## [THE PROBLEM]
Return every line below in which "Edward" appears.

## [LISTING]
■ ■ ■ ■ ■
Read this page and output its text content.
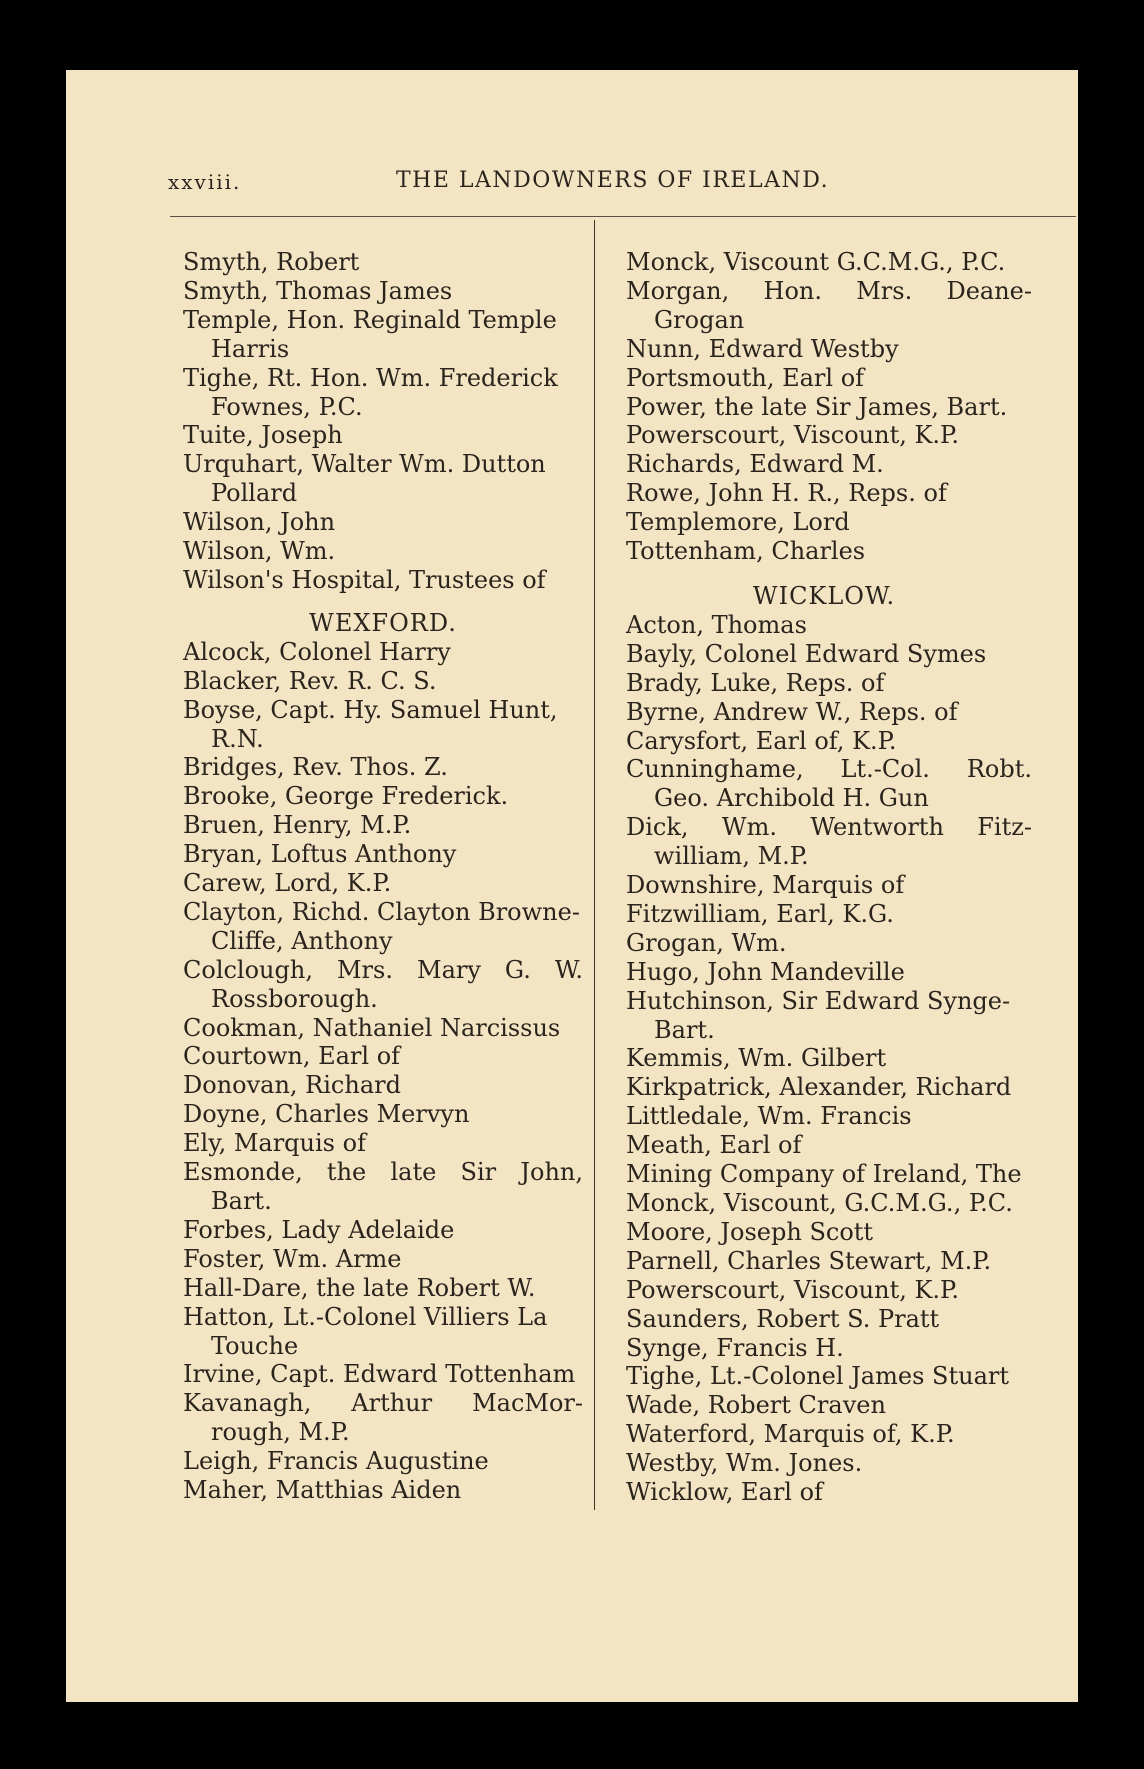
xxviii.	THE LANDOWNERS OF IRELAND.
Smyth, Robert
Smyth, Thomas James
Temple, Hon. Reginald Temple
Harris
Tighe, Rt. Hon. Wm. Frederick
Fownes, P.C.
Tuite, Joseph
Urquhart, Walter Wm. Dutton
Pollard
Wilson, John
Wilson, Wm.
Wilson's Hospital, Trustees of
WEXFORD.
Alcock, Colonel Harry
Blacker, Rev. R. C. S.
Boyse, Capt. Hy. Samuel Hunt,
R.N.
Bridges, Rev. Thos. Z.
Brooke, George Frederick.
Bruen, Henry, M.P.
Bryan, Loftus Anthony
Carew, Lord, K.P.
Clayton, Richd. Clayton Browne-
Cliffe, Anthony
Colclough, Mrs. Mary G. W.
Rossborough.
Cookman, Nathaniel Narcissus
Courtown, Earl of
Donovan, Richard
Doyne, Charles Mervyn
Ely, Marquis of
Esmonde, the late Sir John,
Bart.
Forbes, Lady Adelaide
Foster, Wm. Arme
Hall-Dare, the late Robert W.
Hatton, Lt.-Colonel Villiers La
Touche
Irvine, Capt. Edward Tottenham
Kavanagh, Arthur MacMor-
rough, M.P.
Leigh, Francis Augustine
Maher, Matthias Aiden
Monck, Viscount G.C.M.G., P.C.
Morgan, Hon. Mrs. Deane-
Grogan
Nunn, Edward Westby
Portsmouth, Earl of
Power, the late Sir James, Bart.
Powerscourt, Viscount, K.P.
Richards, Edward M.
Rowe, John H. R., Reps. of
Templemore, Lord
Tottenham, Charles
WICKLOW.
Acton, Thomas
Bayly, Colonel Edward Symes
Brady, Luke, Reps. of
Byrne, Andrew W., Reps. of
Carysfort, Earl of, K.P.
Cunninghame, Lt.-Col. Robt.
Geo. Archibold H. Gun
Dick, Wm. Wentworth Fitz-
william, M.P.
Downshire, Marquis of
Fitzwilliam, Earl, K.G.
Grogan, Wm.
Hugo, John Mandeville
Hutchinson, Sir Edward Synge-
Bart.
Kemmis, Wm. Gilbert
Kirkpatrick, Alexander, Richard
Littledale, Wm. Francis
Meath, Earl of
Mining Company of Ireland, The
Monck, Viscount, G.C.M.G., P.C.
Moore, Joseph Scott
Parnell, Charles Stewart, M.P.
Powerscourt, Viscount, K.P.
Saunders, Robert S. Pratt
Synge, Francis H.
Tighe, Lt.-Colonel James Stuart
Wade, Robert Craven
Waterford, Marquis of, K.P.
Westby, Wm. Jones.
Wicklow, Earl of
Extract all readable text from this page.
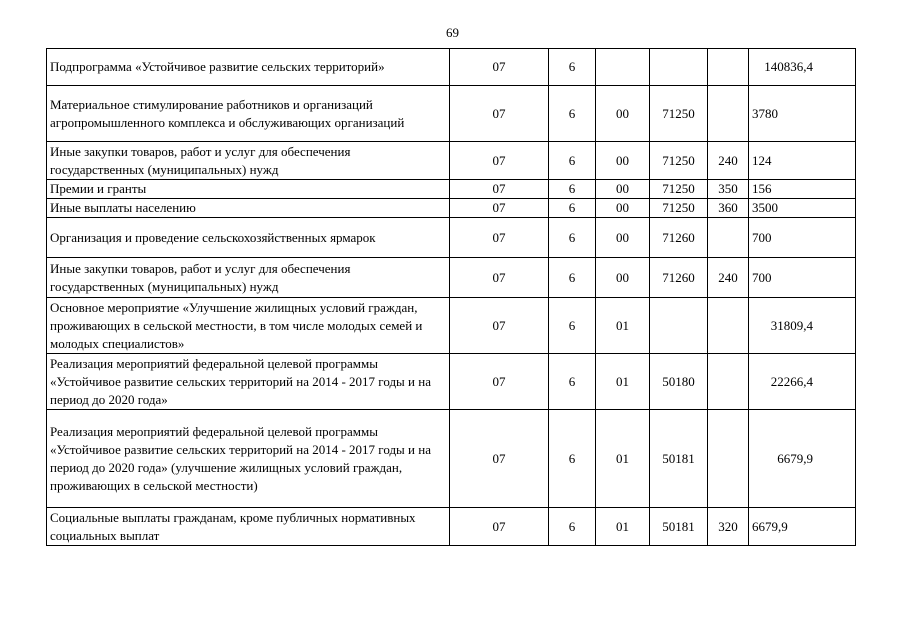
69
Подпрограмма «Устойчивое развитие сельских территорий»	07	6				140836,4
Материальное стимулирование работников и организаций агропромышленного комплекса и обслуживающих организаций	07	6	00	71250		3780
Иные закупки товаров, работ и услуг для обеспечения государственных (муниципальных) нужд	07	6	00	71250	240	124
Премии и гранты	07	6	00	71250	350	156
Иные выплаты населению	07	6	00	71250	360	3500
Организация и проведение сельскохозяйственных ярмарок	07	6	00	71260		700
Иные закупки товаров, работ и услуг для обеспечения государственных (муниципальных) нужд	07	6	00	71260	240	700
Основное мероприятие «Улучшение жилищных условий граждан, проживающих в сельской местности, в том числе молодых семей и молодых специалистов»	07	6	01			31809,4
Реализация мероприятий федеральной целевой программы «Устойчивое развитие сельских территорий на 2014 - 2017 годы и на период до 2020 года»	07	6	01	50180		22266,4
Реализация мероприятий федеральной целевой программы «Устойчивое развитие сельских территорий на 2014 - 2017 годы и на период до 2020 года» (улучшение жилищных условий граждан, проживающих в сельской местности)	07	6	01	50181		6679,9
Социальные выплаты гражданам, кроме публичных нормативных социальных выплат	07	6	01	50181	320	6679,9
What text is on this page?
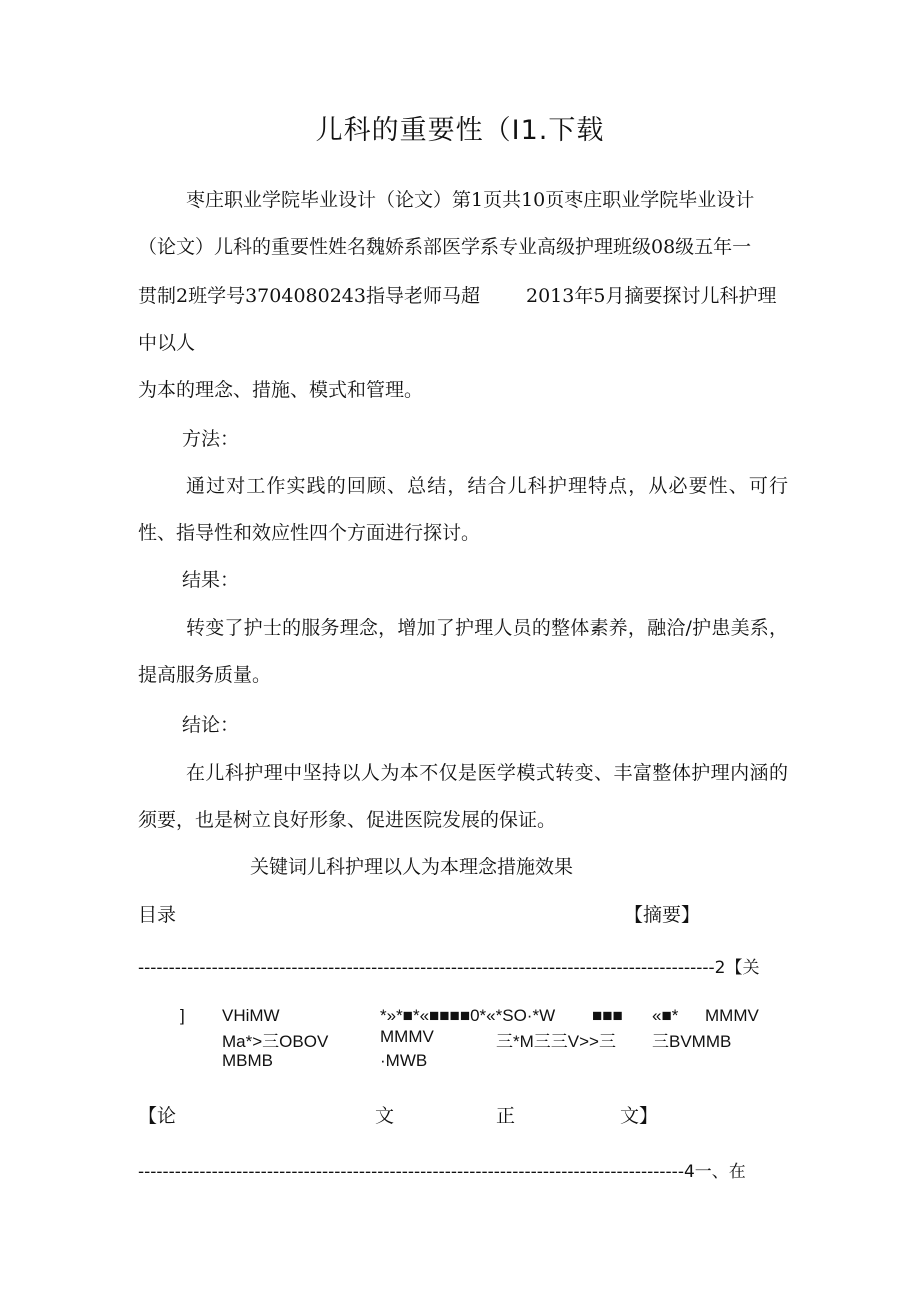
儿科的重要性（I1.下载
枣庄职业学院毕业设计（论文）第1页共10页枣庄职业学院毕业设计
（论文）儿科的重要性姓名魏娇系部医学系专业高级护理班级08级五年一
贯制2班学号3704080243指导老师马超 2013年5月摘要探讨儿科护理
中以人
为本的理念、措施、模式和管理。
方法：
通过对工作实践的回顾、总结，结合儿科护理特点，从必要性、可行性、指导性和效应性四个方面进行探讨。
结果：
转变了护士的服务理念，增加了护理人员的整体素养，融洽/护患美系，提高服务质量。
结论：
在儿科护理中坚持以人为本不仅是医学模式转变、丰富整体护理内涵的须要，也是树立良好形象、促进医院发展的保证。
关键词儿科护理以人为本理念措施效果
目录	【摘要】
----------------------------------------------------------------------------------------------2【关
] VHiMW	*»*■*«■■■■0*«*SO·*W ■■■ «■* MMMV
Ma*>三OBOV	MMMV	三*M三三V>>三 三BVMMB
MBMB	·MWB
【论	文	正	文】
-----------------------------------------------------------------------------------------4一、在
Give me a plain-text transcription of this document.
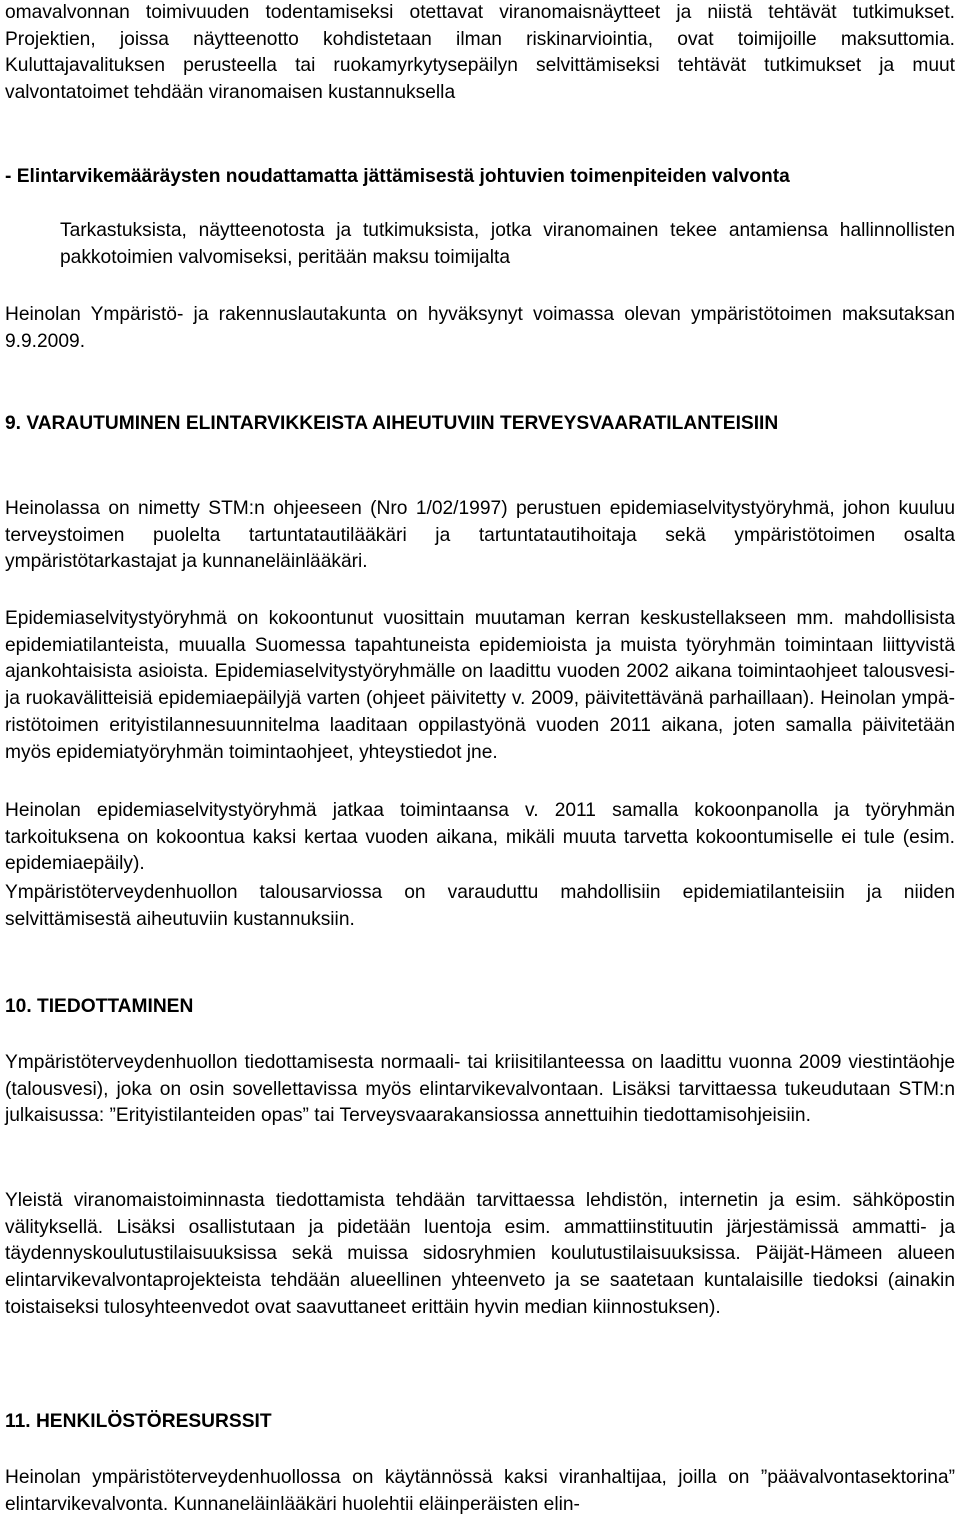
omavalvonnan toimivuuden todentamiseksi otettavat viranomaisnäytteet ja niistä tehtävät tutkimukset. Projektien, joissa näytteenotto kohdistetaan ilman riskinarviointia, ovat toimijoille maksuttomia. Kuluttajavalituksen perusteella tai ruokamyrkytysepäilyn selvittämiseksi tehtävät tutkimukset ja muut valvontatoimet tehdään viranomaisen kustannuksella

- Elintarvikemääräysten noudattamatta jättämisestä johtuvien toimenpiteiden valvonta

Tarkastuksista, näytteenotosta ja tutkimuksista, jotka viranomainen tekee antamiensa hallinnollisten pakkotoimien valvomiseksi, peritään maksu toimijalta

Heinolan Ympäristö- ja rakennuslautakunta on hyväksynyt voimassa olevan ympäristötoimen maksutaksan 9.9.2009.

9. VARAUTUMINEN ELINTARVIKKEISTA AIHEUTUVIIN TERVEYSVAARATILANTEISIIN

Heinolassa on nimetty STM:n ohjeeseen (Nro 1/02/1997) perustuen epidemiaselvitystyöryhmä, johon kuuluu terveystoimen puolelta tartuntatautilääkäri ja tartuntatautihoitaja sekä ympäristötoimen osalta ympäristötarkastajat ja kunnaneläinlääkäri.

Epidemiaselvitystyöryhmä on kokoontunut vuosittain muutaman kerran keskustellakseen mm. mahdollisista epidemiatilanteista, muualla Suomessa tapahtuneista epidemioista ja muista työryhmän toimintaan liittyvistä ajankohtaisista asioista. Epidemiaselvitystyöryhmälle on laadittu vuoden 2002 aikana toimintaohjeet talousvesi- ja ruokavälitteisiä epidemiaepäilyjä varten (ohjeet päivitetty v. 2009, päivitettävänä parhaillaan). Heinolan ympäristötoimen erityistilannesuunnitelma laaditaan oppilastyönä vuoden 2011 aikana, joten samalla päivitetään myös epidemiatyöryhmän toimintaohjeet, yhteystiedot jne.

Heinolan epidemiaselvitystyöryhmä jatkaa toimintaansa v. 2011 samalla kokoonpanolla ja työryhmän tarkoituksena on kokoontua kaksi kertaa vuoden aikana, mikäli muuta tarvetta kokoontumiselle ei tule (esim. epidemiaepäily).

Ympäristöterveydenhuollon talousarviossa on varauduttu mahdollisiin epidemiatilanteisiin ja niiden selvittämisestä aiheutuviin kustannuksiin.

10. TIEDOTTAMINEN

Ympäristöterveydenhuollon tiedottamisesta normaali- tai kriisitilanteessa on laadittu vuonna 2009 viestintäohje (talousvesi), joka on osin sovellettavissa myös elintarvikevalvontaan. Lisäksi tarvittaessa tukeudutaan STM:n julkaisussa: ”Erityistilanteiden opas” tai Terveysvaarakansiossa annettuihin tiedottamisohjeisiin.

Yleistä viranomaistoiminnasta tiedottamista tehdään tarvittaessa lehdistön, internetin ja esim. sähköpostin välityksellä. Lisäksi osallistutaan ja pidetään luentoja esim. ammattiinstituutin järjestämissä ammatti- ja täydennyskoulutustilaisuuksissa sekä muissa sidosryhmien koulutustilaisuuksissa. Päijät-Hämeen alueen elintarvikevalvontaprojekteista tehdään alueellinen yhteenveto ja se saatetaan kuntalaisille tiedoksi (ainakin toistaiseksi tulosyhteenvedot ovat saavuttaneet erittäin hyvin median kiinnostuksen).

11. HENKILÖSTÖRESURSSIT

Heinolan ympäristöterveydenhuollossa on käytännössä kaksi viranhaltijaa, joilla on ”päävalvontasektorina” elintarvikevalvonta. Kunnaneläinlääkäri huolehtii eläinperäisten elin-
■ ■ ■ ■ ■
## [REPLY]
Irvine, Capt. Edward Tottenham
Nunn, Edward Westby
Richards, Edward M.
Bayly, Colonel Edward Symes
Hutchinson, Sir Edward Synge-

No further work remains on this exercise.